▸ **Исходный отрывок**
========================

Я уже говорил, что Бейли был болен. Недостаток движения – всегдашняя напасть московской зимы – и переутомление подорвали его здоровье, и в апреле 1915 года он принял решение возвратиться в Англию и лечь на операцию, которая, как ему говорили уже некоторое время, была необходима. Со свойственной ему добротой он настаивал на том, чтобы я взял недельный отпуск перед его отъездом. Это был мой последний настоящий отпуск в России, и я наслаждался каждой его минутой. Покинув Москву, все еще находившуюся во власти зимы, я уехал в Киев, колыбель русской истории, священный православный город. Проснувшись после ночи, проведенной в поезде, я поглядел в окно и увидел зеленые поля и прелестные белые домики, сияющие под теплыми лучами солнца. Мой попутчик, офицер, возвращавшийся на фронт, приветствовал меня улыбкой: «Вам понравится Киев. Вы увидите, что атмосфера здесь лучше, чем в Москве, не говоря уж о Петрограде». Находясь в приподнятом настроении, я был готов верить чему угодно. На самом деле он говорил чистую правду. И хотя в Киеве было полно раненых, в городе царил более воинственный дух, чем в Москве. Действительно, вплоть до самой революции чем ближе ты находился к фронту, тем более оптимистичным было настроение. Вся элита России находилась в окопах. Это тыл, а не фронт подвел страну.

========================

▸ **Задание 1**
Ответьте по отрывку о поездке в Киев на три вопроса:
(a) В каком месяце и году Бейли решил вернуться в Англию?
(b) В какой город автор уехал из Москвы во время отпуска?
(c) Куда возвращался офицер, ехавший с автором в поезде?
▸ **Задание 2**
Переведите на английский язык предложение из отрывка о поездке в Киев: «Действительно, вплоть до самой революции чем ближе ты находился к фронту, тем более оптимистичным было настроение».
Строки, приведённые дальше, для работы не нужны.

========================

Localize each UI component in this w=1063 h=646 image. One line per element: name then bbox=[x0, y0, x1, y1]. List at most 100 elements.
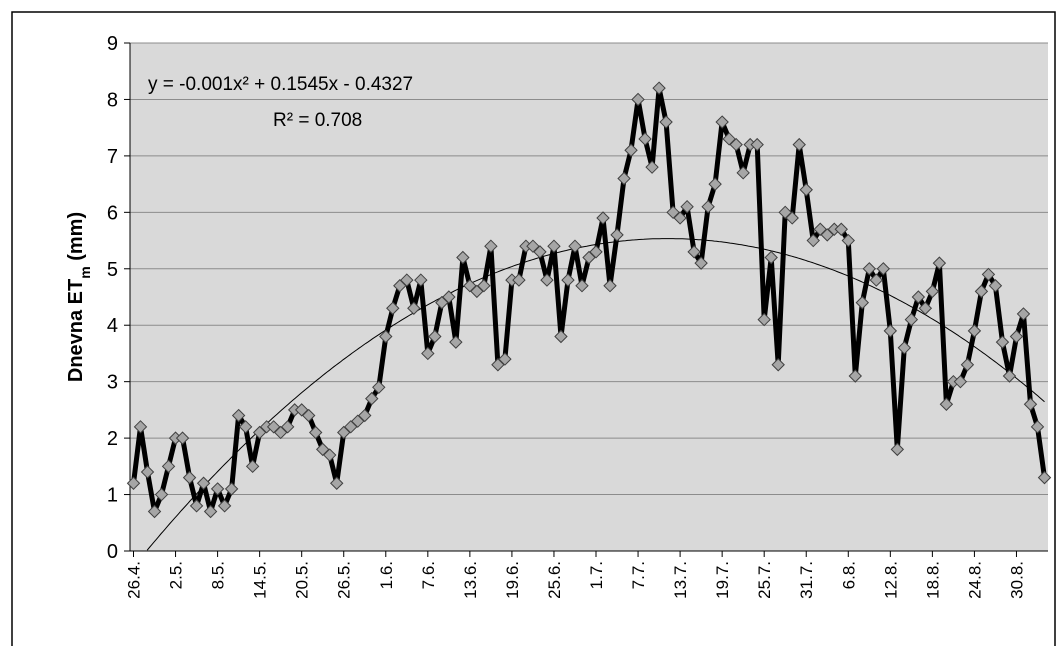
x-tick-label: 2.5. bbox=[167, 561, 186, 589]
data-marker bbox=[988, 279, 1003, 293]
data-marker bbox=[687, 245, 701, 259]
data-marker bbox=[750, 137, 764, 152]
data-marker bbox=[834, 222, 848, 236]
x-tick-label: 12.8. bbox=[881, 561, 900, 599]
data-marker bbox=[238, 420, 253, 434]
data-marker bbox=[617, 171, 631, 186]
data-marker bbox=[841, 233, 855, 248]
data-marker bbox=[813, 222, 827, 236]
data-marker bbox=[806, 233, 820, 248]
data-marker bbox=[869, 273, 884, 287]
data-marker bbox=[498, 352, 512, 366]
data-marker bbox=[680, 199, 694, 214]
data-marker bbox=[589, 245, 603, 259]
data-marker bbox=[330, 476, 344, 490]
data-marker bbox=[981, 267, 996, 282]
data-marker bbox=[154, 487, 169, 502]
y-tick-label: 9 bbox=[107, 33, 118, 55]
data-marker bbox=[386, 301, 400, 315]
y-tick-label: 8 bbox=[107, 89, 118, 111]
data-marker bbox=[210, 482, 225, 496]
data-marker bbox=[666, 205, 680, 220]
data-marker bbox=[932, 256, 947, 270]
data-marker bbox=[280, 420, 295, 434]
x-tick-label: 20.5. bbox=[293, 561, 312, 599]
data-marker bbox=[126, 476, 141, 490]
data-marker bbox=[722, 132, 736, 146]
y-tick-label: 2 bbox=[107, 428, 118, 450]
y-tick-label: 7 bbox=[107, 146, 118, 168]
data-marker bbox=[540, 273, 554, 287]
data-marker bbox=[365, 391, 379, 406]
x-tick-label: 19.7. bbox=[713, 561, 732, 599]
trend-equation: y = -0.001x² + 0.1545x - 0.4327 bbox=[148, 74, 413, 95]
data-marker bbox=[301, 408, 316, 423]
y-axis-label: Dnevna ETm (mm) bbox=[65, 212, 93, 382]
data-marker bbox=[554, 329, 568, 344]
x-tick-label: 31.7. bbox=[797, 561, 816, 599]
data-marker bbox=[736, 166, 750, 180]
data-marker bbox=[161, 459, 176, 474]
data-marker bbox=[603, 279, 617, 293]
data-marker bbox=[575, 279, 589, 293]
data-marker bbox=[610, 228, 624, 242]
data-marker bbox=[953, 374, 968, 389]
data-marker bbox=[729, 137, 743, 152]
x-tick-label: 8.5. bbox=[209, 561, 228, 589]
data-marker bbox=[694, 256, 708, 270]
data-marker bbox=[568, 239, 582, 253]
data-marker bbox=[456, 250, 470, 265]
y-tick-label: 1 bbox=[107, 485, 118, 507]
data-marker bbox=[561, 273, 575, 287]
data-marker bbox=[925, 284, 940, 299]
x-tick-label: 25.6. bbox=[545, 561, 564, 599]
data-marker bbox=[771, 358, 785, 372]
data-marker bbox=[645, 160, 659, 174]
x-tick-label: 6.8. bbox=[839, 561, 858, 589]
data-marker bbox=[883, 324, 898, 338]
data-marker bbox=[308, 425, 323, 440]
data-marker bbox=[400, 273, 414, 287]
data-marker bbox=[624, 143, 638, 157]
data-marker bbox=[792, 137, 806, 152]
data-marker bbox=[673, 211, 687, 225]
data-marker bbox=[1002, 369, 1017, 383]
data-marker bbox=[652, 81, 666, 95]
data-marker bbox=[182, 470, 197, 485]
x-tick-label: 14.5. bbox=[251, 561, 270, 599]
data-marker bbox=[785, 211, 799, 225]
x-tick-label: 26.5. bbox=[335, 561, 354, 599]
x-tick-label: 1.7. bbox=[587, 561, 606, 589]
x-tick-label: 7.6. bbox=[419, 561, 438, 589]
data-marker bbox=[358, 408, 372, 423]
x-tick-label: 18.8. bbox=[923, 561, 942, 599]
data-marker bbox=[890, 442, 905, 457]
x-tick-label: 13.7. bbox=[671, 561, 690, 599]
plot-area bbox=[130, 43, 1048, 551]
data-marker bbox=[631, 92, 645, 107]
data-marker bbox=[960, 358, 975, 372]
data-marker bbox=[995, 335, 1010, 349]
data-marker bbox=[533, 245, 547, 259]
data-marker bbox=[323, 448, 337, 462]
data-marker bbox=[449, 335, 463, 349]
data-marker bbox=[147, 504, 162, 519]
data-marker bbox=[638, 132, 652, 146]
data-marker bbox=[967, 324, 982, 338]
data-marker bbox=[757, 312, 771, 327]
data-marker bbox=[428, 329, 442, 344]
data-marker bbox=[133, 420, 148, 434]
data-marker bbox=[379, 329, 393, 344]
y-tick-label: 5 bbox=[107, 259, 118, 281]
data-marker bbox=[1009, 329, 1024, 344]
data-marker bbox=[862, 262, 877, 276]
data-marker bbox=[848, 369, 862, 383]
data-marker bbox=[484, 239, 498, 253]
data-marker bbox=[701, 199, 715, 214]
data-marker bbox=[911, 290, 926, 304]
data-marker bbox=[596, 211, 610, 225]
y-tick-label: 6 bbox=[107, 202, 118, 224]
data-marker bbox=[526, 239, 540, 253]
data-marker bbox=[294, 403, 309, 417]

========================

▸ **Образец ответа 1**
(a) В апреле 1915 года.
(b) В Киев.
(c) На фронт.

▸ **Образец ответа 2**
Indeed, right up until the revolution itself, the closer you were to the front, the more optimistic the mood was.